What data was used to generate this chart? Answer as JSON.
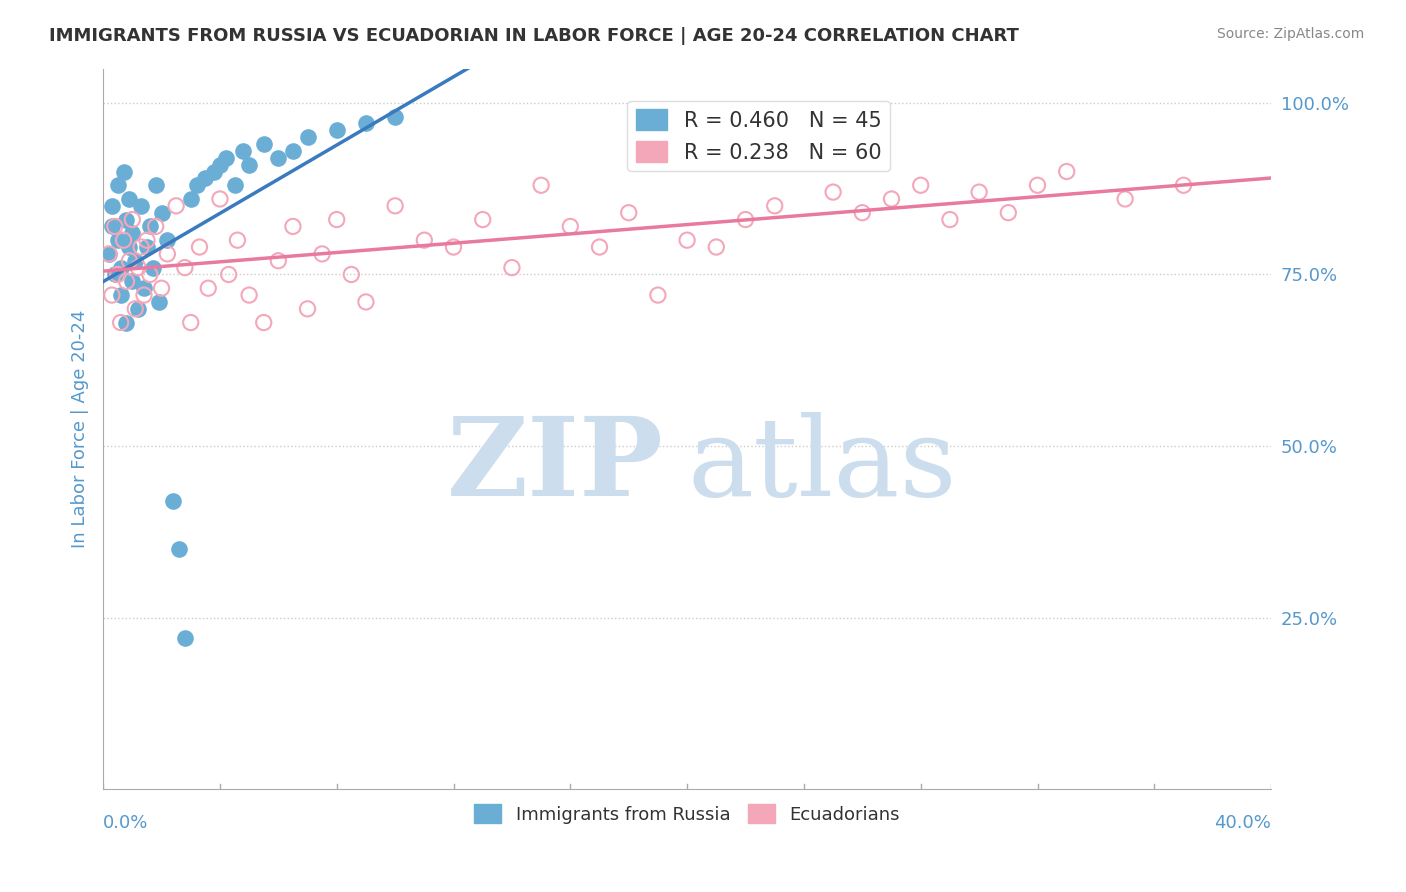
{
  "title": "IMMIGRANTS FROM RUSSIA VS ECUADORIAN IN LABOR FORCE | AGE 20-24 CORRELATION CHART",
  "source": "Source: ZipAtlas.com",
  "ylabel": "In Labor Force | Age 20-24",
  "yticklabels_right": [
    "25.0%",
    "50.0%",
    "75.0%",
    "100.0%"
  ],
  "yticklabels_right_vals": [
    0.25,
    0.5,
    0.75,
    1.0
  ],
  "legend_blue_label": "R = 0.460   N = 45",
  "legend_pink_label": "R = 0.238   N = 60",
  "legend_blue_color": "#6aaed6",
  "legend_pink_color": "#f4a7b9",
  "trend_blue_color": "#3a7abf",
  "trend_pink_color": "#e87aa0",
  "background_color": "#ffffff",
  "grid_color": "#cccccc",
  "title_color": "#333333",
  "axis_label_color": "#5599cc",
  "watermark_color": "#ccddee",
  "blue_scatter_x": [
    0.002,
    0.003,
    0.003,
    0.004,
    0.005,
    0.005,
    0.006,
    0.006,
    0.007,
    0.008,
    0.008,
    0.009,
    0.009,
    0.01,
    0.01,
    0.011,
    0.012,
    0.013,
    0.014,
    0.015,
    0.016,
    0.017,
    0.018,
    0.019,
    0.02,
    0.022,
    0.024,
    0.026,
    0.028,
    0.03,
    0.032,
    0.035,
    0.038,
    0.04,
    0.042,
    0.045,
    0.048,
    0.05,
    0.055,
    0.06,
    0.065,
    0.07,
    0.08,
    0.09,
    0.1
  ],
  "blue_scatter_y": [
    0.78,
    0.82,
    0.85,
    0.75,
    0.8,
    0.88,
    0.72,
    0.76,
    0.9,
    0.83,
    0.68,
    0.79,
    0.86,
    0.74,
    0.81,
    0.77,
    0.7,
    0.85,
    0.73,
    0.79,
    0.82,
    0.76,
    0.88,
    0.71,
    0.84,
    0.8,
    0.42,
    0.35,
    0.22,
    0.86,
    0.88,
    0.89,
    0.9,
    0.91,
    0.92,
    0.88,
    0.93,
    0.91,
    0.94,
    0.92,
    0.93,
    0.95,
    0.96,
    0.97,
    0.98
  ],
  "pink_scatter_x": [
    0.002,
    0.003,
    0.004,
    0.005,
    0.006,
    0.007,
    0.008,
    0.009,
    0.01,
    0.011,
    0.012,
    0.013,
    0.014,
    0.015,
    0.016,
    0.018,
    0.02,
    0.022,
    0.025,
    0.028,
    0.03,
    0.033,
    0.036,
    0.04,
    0.043,
    0.046,
    0.05,
    0.055,
    0.06,
    0.065,
    0.07,
    0.075,
    0.08,
    0.085,
    0.09,
    0.1,
    0.11,
    0.12,
    0.13,
    0.14,
    0.15,
    0.16,
    0.17,
    0.18,
    0.19,
    0.2,
    0.21,
    0.22,
    0.23,
    0.25,
    0.26,
    0.27,
    0.28,
    0.29,
    0.3,
    0.31,
    0.32,
    0.33,
    0.35,
    0.37
  ],
  "pink_scatter_y": [
    0.78,
    0.72,
    0.82,
    0.75,
    0.68,
    0.8,
    0.74,
    0.77,
    0.83,
    0.7,
    0.76,
    0.79,
    0.72,
    0.8,
    0.75,
    0.82,
    0.73,
    0.78,
    0.85,
    0.76,
    0.68,
    0.79,
    0.73,
    0.86,
    0.75,
    0.8,
    0.72,
    0.68,
    0.77,
    0.82,
    0.7,
    0.78,
    0.83,
    0.75,
    0.71,
    0.85,
    0.8,
    0.79,
    0.83,
    0.76,
    0.88,
    0.82,
    0.79,
    0.84,
    0.72,
    0.8,
    0.79,
    0.83,
    0.85,
    0.87,
    0.84,
    0.86,
    0.88,
    0.83,
    0.87,
    0.84,
    0.88,
    0.9,
    0.86,
    0.88
  ],
  "xlim": [
    0.0,
    0.4
  ],
  "ylim": [
    0.0,
    1.05
  ],
  "figsize": [
    14.06,
    8.92
  ],
  "dpi": 100
}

→ **TASK STATEMENT**
Any pictures should be dropped; transcribe the rest of the records above exactly.

→ **EXERCISE OUTPUT**
What data was used to generate this chart? Answer as JSON.
{
  "title": "IMMIGRANTS FROM RUSSIA VS ECUADORIAN IN LABOR FORCE | AGE 20-24 CORRELATION CHART",
  "source": "Source: ZipAtlas.com",
  "ylabel": "In Labor Force | Age 20-24",
  "yticklabels_right": [
    "25.0%",
    "50.0%",
    "75.0%",
    "100.0%"
  ],
  "yticklabels_right_vals": [
    0.25,
    0.5,
    0.75,
    1.0
  ],
  "legend_blue_label": "R = 0.460   N = 45",
  "legend_pink_label": "R = 0.238   N = 60",
  "legend_blue_color": "#6aaed6",
  "legend_pink_color": "#f4a7b9",
  "trend_blue_color": "#3a7abf",
  "trend_pink_color": "#e87aa0",
  "background_color": "#ffffff",
  "grid_color": "#cccccc",
  "title_color": "#333333",
  "axis_label_color": "#5599cc",
  "watermark_color": "#ccddee",
  "blue_scatter_x": [
    0.002,
    0.003,
    0.003,
    0.004,
    0.005,
    0.005,
    0.006,
    0.006,
    0.007,
    0.008,
    0.008,
    0.009,
    0.009,
    0.01,
    0.01,
    0.011,
    0.012,
    0.013,
    0.014,
    0.015,
    0.016,
    0.017,
    0.018,
    0.019,
    0.02,
    0.022,
    0.024,
    0.026,
    0.028,
    0.03,
    0.032,
    0.035,
    0.038,
    0.04,
    0.042,
    0.045,
    0.048,
    0.05,
    0.055,
    0.06,
    0.065,
    0.07,
    0.08,
    0.09,
    0.1
  ],
  "blue_scatter_y": [
    0.78,
    0.82,
    0.85,
    0.75,
    0.8,
    0.88,
    0.72,
    0.76,
    0.9,
    0.83,
    0.68,
    0.79,
    0.86,
    0.74,
    0.81,
    0.77,
    0.7,
    0.85,
    0.73,
    0.79,
    0.82,
    0.76,
    0.88,
    0.71,
    0.84,
    0.8,
    0.42,
    0.35,
    0.22,
    0.86,
    0.88,
    0.89,
    0.9,
    0.91,
    0.92,
    0.88,
    0.93,
    0.91,
    0.94,
    0.92,
    0.93,
    0.95,
    0.96,
    0.97,
    0.98
  ],
  "pink_scatter_x": [
    0.002,
    0.003,
    0.004,
    0.005,
    0.006,
    0.007,
    0.008,
    0.009,
    0.01,
    0.011,
    0.012,
    0.013,
    0.014,
    0.015,
    0.016,
    0.018,
    0.02,
    0.022,
    0.025,
    0.028,
    0.03,
    0.033,
    0.036,
    0.04,
    0.043,
    0.046,
    0.05,
    0.055,
    0.06,
    0.065,
    0.07,
    0.075,
    0.08,
    0.085,
    0.09,
    0.1,
    0.11,
    0.12,
    0.13,
    0.14,
    0.15,
    0.16,
    0.17,
    0.18,
    0.19,
    0.2,
    0.21,
    0.22,
    0.23,
    0.25,
    0.26,
    0.27,
    0.28,
    0.29,
    0.3,
    0.31,
    0.32,
    0.33,
    0.35,
    0.37
  ],
  "pink_scatter_y": [
    0.78,
    0.72,
    0.82,
    0.75,
    0.68,
    0.8,
    0.74,
    0.77,
    0.83,
    0.7,
    0.76,
    0.79,
    0.72,
    0.8,
    0.75,
    0.82,
    0.73,
    0.78,
    0.85,
    0.76,
    0.68,
    0.79,
    0.73,
    0.86,
    0.75,
    0.8,
    0.72,
    0.68,
    0.77,
    0.82,
    0.7,
    0.78,
    0.83,
    0.75,
    0.71,
    0.85,
    0.8,
    0.79,
    0.83,
    0.76,
    0.88,
    0.82,
    0.79,
    0.84,
    0.72,
    0.8,
    0.79,
    0.83,
    0.85,
    0.87,
    0.84,
    0.86,
    0.88,
    0.83,
    0.87,
    0.84,
    0.88,
    0.9,
    0.86,
    0.88
  ],
  "xlim": [
    0.0,
    0.4
  ],
  "ylim": [
    0.0,
    1.05
  ],
  "figsize": [
    14.06,
    8.92
  ],
  "dpi": 100
}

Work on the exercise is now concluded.